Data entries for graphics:
----------------

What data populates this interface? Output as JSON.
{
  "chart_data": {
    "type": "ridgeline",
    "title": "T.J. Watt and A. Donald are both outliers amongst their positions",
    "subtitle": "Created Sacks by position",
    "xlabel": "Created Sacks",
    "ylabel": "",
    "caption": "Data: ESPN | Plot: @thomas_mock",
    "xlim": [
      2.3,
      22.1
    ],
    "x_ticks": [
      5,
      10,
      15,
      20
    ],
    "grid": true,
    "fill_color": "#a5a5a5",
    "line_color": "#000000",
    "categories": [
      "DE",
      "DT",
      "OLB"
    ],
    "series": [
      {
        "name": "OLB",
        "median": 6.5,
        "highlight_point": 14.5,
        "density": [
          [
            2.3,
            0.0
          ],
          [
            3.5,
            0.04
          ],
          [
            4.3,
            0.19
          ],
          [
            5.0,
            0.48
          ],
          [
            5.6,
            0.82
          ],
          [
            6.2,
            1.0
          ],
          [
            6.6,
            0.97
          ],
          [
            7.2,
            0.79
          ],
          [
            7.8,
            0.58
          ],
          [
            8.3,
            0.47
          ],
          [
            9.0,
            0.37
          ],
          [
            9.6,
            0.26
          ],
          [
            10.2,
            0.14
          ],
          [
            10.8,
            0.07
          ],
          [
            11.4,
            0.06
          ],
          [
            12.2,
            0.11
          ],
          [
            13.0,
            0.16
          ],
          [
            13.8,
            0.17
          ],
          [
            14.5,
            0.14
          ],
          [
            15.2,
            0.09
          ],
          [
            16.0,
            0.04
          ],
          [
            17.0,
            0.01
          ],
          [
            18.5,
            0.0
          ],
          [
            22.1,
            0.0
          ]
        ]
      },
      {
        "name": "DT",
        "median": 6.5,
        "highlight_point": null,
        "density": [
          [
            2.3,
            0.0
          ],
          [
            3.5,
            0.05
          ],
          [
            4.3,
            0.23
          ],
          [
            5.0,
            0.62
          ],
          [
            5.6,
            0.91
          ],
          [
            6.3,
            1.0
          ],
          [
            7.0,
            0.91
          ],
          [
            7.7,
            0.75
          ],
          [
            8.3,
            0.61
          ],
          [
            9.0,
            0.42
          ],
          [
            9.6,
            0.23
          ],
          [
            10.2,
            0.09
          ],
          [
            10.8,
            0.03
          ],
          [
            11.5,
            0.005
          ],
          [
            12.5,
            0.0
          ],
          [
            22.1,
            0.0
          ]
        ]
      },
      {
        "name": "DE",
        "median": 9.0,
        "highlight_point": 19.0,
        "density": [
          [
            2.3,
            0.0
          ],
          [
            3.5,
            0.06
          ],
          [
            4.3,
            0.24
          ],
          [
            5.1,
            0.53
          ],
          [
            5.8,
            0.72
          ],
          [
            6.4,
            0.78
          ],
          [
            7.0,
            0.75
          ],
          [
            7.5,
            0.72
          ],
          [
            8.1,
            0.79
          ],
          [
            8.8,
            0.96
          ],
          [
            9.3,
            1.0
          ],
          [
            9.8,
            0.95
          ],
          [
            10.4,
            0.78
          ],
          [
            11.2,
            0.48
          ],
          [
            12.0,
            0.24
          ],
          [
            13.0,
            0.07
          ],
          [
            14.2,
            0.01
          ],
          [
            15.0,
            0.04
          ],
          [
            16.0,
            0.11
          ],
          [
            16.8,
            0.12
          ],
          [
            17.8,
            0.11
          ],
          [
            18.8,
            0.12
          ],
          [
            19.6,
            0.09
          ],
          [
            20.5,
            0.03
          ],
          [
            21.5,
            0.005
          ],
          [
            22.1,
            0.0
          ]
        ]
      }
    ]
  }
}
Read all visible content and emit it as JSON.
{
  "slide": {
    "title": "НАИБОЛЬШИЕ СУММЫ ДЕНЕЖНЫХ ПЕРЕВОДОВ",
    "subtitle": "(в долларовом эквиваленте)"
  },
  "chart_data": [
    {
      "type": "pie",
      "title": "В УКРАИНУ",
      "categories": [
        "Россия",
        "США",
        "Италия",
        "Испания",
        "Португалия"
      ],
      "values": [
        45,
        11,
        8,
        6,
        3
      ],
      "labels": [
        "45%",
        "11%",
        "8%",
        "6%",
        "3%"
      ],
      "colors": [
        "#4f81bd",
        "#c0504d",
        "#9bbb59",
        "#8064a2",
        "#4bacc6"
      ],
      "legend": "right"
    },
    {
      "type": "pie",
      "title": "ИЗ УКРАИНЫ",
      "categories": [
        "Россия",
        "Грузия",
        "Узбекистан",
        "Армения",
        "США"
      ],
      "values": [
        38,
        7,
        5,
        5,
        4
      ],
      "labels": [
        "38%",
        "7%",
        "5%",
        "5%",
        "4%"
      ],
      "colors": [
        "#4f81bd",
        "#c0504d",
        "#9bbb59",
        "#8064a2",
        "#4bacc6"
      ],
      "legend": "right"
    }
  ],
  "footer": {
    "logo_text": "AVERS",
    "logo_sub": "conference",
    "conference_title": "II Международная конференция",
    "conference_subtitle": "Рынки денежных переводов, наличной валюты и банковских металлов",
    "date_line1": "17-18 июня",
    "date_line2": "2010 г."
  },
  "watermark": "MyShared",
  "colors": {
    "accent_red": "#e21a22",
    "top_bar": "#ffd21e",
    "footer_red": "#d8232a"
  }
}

----------------

**EXERCISE DETAILS:**
Recopy all the lines exactly as they appear.

**TASK OUTPUT:**
What data populates this interface? Output as JSON.
{
  "chart_data": {
    "type": "ridgeline",
    "title": "T.J. Watt and A. Donald are both outliers amongst their positions",
    "subtitle": "Created Sacks by position",
    "xlabel": "Created Sacks",
    "ylabel": "",
    "caption": "Data: ESPN | Plot: @thomas_mock",
    "xlim": [
      2.3,
      22.1
    ],
    "x_ticks": [
      5,
      10,
      15,
      20
    ],
    "grid": true,
    "fill_color": "#a5a5a5",
    "line_color": "#000000",
    "categories": [
      "DE",
      "DT",
      "OLB"
    ],
    "series": [
      {
        "name": "OLB",
        "median": 6.5,
        "highlight_point": 14.5,
        "density": [
          [
            2.3,
            0.0
          ],
          [
            3.5,
            0.04
          ],
          [
            4.3,
            0.19
          ],
          [
            5.0,
            0.48
          ],
          [
            5.6,
            0.82
          ],
          [
            6.2,
            1.0
          ],
          [
            6.6,
            0.97
          ],
          [
            7.2,
            0.79
          ],
          [
            7.8,
            0.58
          ],
          [
            8.3,
            0.47
          ],
          [
            9.0,
            0.37
          ],
          [
            9.6,
            0.26
          ],
          [
            10.2,
            0.14
          ],
          [
            10.8,
            0.07
          ],
          [
            11.4,
            0.06
          ],
          [
            12.2,
            0.11
          ],
          [
            13.0,
            0.16
          ],
          [
            13.8,
            0.17
          ],
          [
            14.5,
            0.14
          ],
          [
            15.2,
            0.09
          ],
          [
            16.0,
            0.04
          ],
          [
            17.0,
            0.01
          ],
          [
            18.5,
            0.0
          ],
          [
            22.1,
            0.0
          ]
        ]
      },
      {
        "name": "DT",
        "median": 6.5,
        "highlight_point": null,
        "density": [
          [
            2.3,
            0.0
          ],
          [
            3.5,
            0.05
          ],
          [
            4.3,
            0.23
          ],
          [
            5.0,
            0.62
          ],
          [
            5.6,
            0.91
          ],
          [
            6.3,
            1.0
          ],
          [
            7.0,
            0.91
          ],
          [
            7.7,
            0.75
          ],
          [
            8.3,
            0.61
          ],
          [
            9.0,
            0.42
          ],
          [
            9.6,
            0.23
          ],
          [
            10.2,
            0.09
          ],
          [
            10.8,
            0.03
          ],
          [
            11.5,
            0.005
          ],
          [
            12.5,
            0.0
          ],
          [
            22.1,
            0.0
          ]
        ]
      },
      {
        "name": "DE",
        "median": 9.0,
        "highlight_point": 19.0,
        "density": [
          [
            2.3,
            0.0
          ],
          [
            3.5,
            0.06
          ],
          [
            4.3,
            0.24
          ],
          [
            5.1,
            0.53
          ],
          [
            5.8,
            0.72
          ],
          [
            6.4,
            0.78
          ],
          [
            7.0,
            0.75
          ],
          [
            7.5,
            0.72
          ],
          [
            8.1,
            0.79
          ],
          [
            8.8,
            0.96
          ],
          [
            9.3,
            1.0
          ],
          [
            9.8,
            0.95
          ],
          [
            10.4,
            0.78
          ],
          [
            11.2,
            0.48
          ],
          [
            12.0,
            0.24
          ],
          [
            13.0,
            0.07
          ],
          [
            14.2,
            0.01
          ],
          [
            15.0,
            0.04
          ],
          [
            16.0,
            0.11
          ],
          [
            16.8,
            0.12
          ],
          [
            17.8,
            0.11
          ],
          [
            18.8,
            0.12
          ],
          [
            19.6,
            0.09
          ],
          [
            20.5,
            0.03
          ],
          [
            21.5,
            0.005
          ],
          [
            22.1,
            0.0
          ]
        ]
      }
    ]
  }
}
Read all visible content and emit it as JSON.
{
  "slide": {
    "title": "НАИБОЛЬШИЕ СУММЫ ДЕНЕЖНЫХ ПЕРЕВОДОВ",
    "subtitle": "(в долларовом эквиваленте)"
  },
  "chart_data": [
    {
      "type": "pie",
      "title": "В УКРАИНУ",
      "categories": [
        "Россия",
        "США",
        "Италия",
        "Испания",
        "Португалия"
      ],
      "values": [
        45,
        11,
        8,
        6,
        3
      ],
      "labels": [
        "45%",
        "11%",
        "8%",
        "6%",
        "3%"
      ],
      "colors": [
        "#4f81bd",
        "#c0504d",
        "#9bbb59",
        "#8064a2",
        "#4bacc6"
      ],
      "legend": "right"
    },
    {
      "type": "pie",
      "title": "ИЗ УКРАИНЫ",
      "categories": [
        "Россия",
        "Грузия",
        "Узбекистан",
        "Армения",
        "США"
      ],
      "values": [
        38,
        7,
        5,
        5,
        4
      ],
      "labels": [
        "38%",
        "7%",
        "5%",
        "5%",
        "4%"
      ],
      "colors": [
        "#4f81bd",
        "#c0504d",
        "#9bbb59",
        "#8064a2",
        "#4bacc6"
      ],
      "legend": "right"
    }
  ],
  "footer": {
    "logo_text": "AVERS",
    "logo_sub": "conference",
    "conference_title": "II Международная конференция",
    "conference_subtitle": "Рынки денежных переводов, наличной валюты и банковских металлов",
    "date_line1": "17-18 июня",
    "date_line2": "2010 г."
  },
  "watermark": "MyShared",
  "colors": {
    "accent_red": "#e21a22",
    "top_bar": "#ffd21e",
    "footer_red": "#d8232a"
  }
}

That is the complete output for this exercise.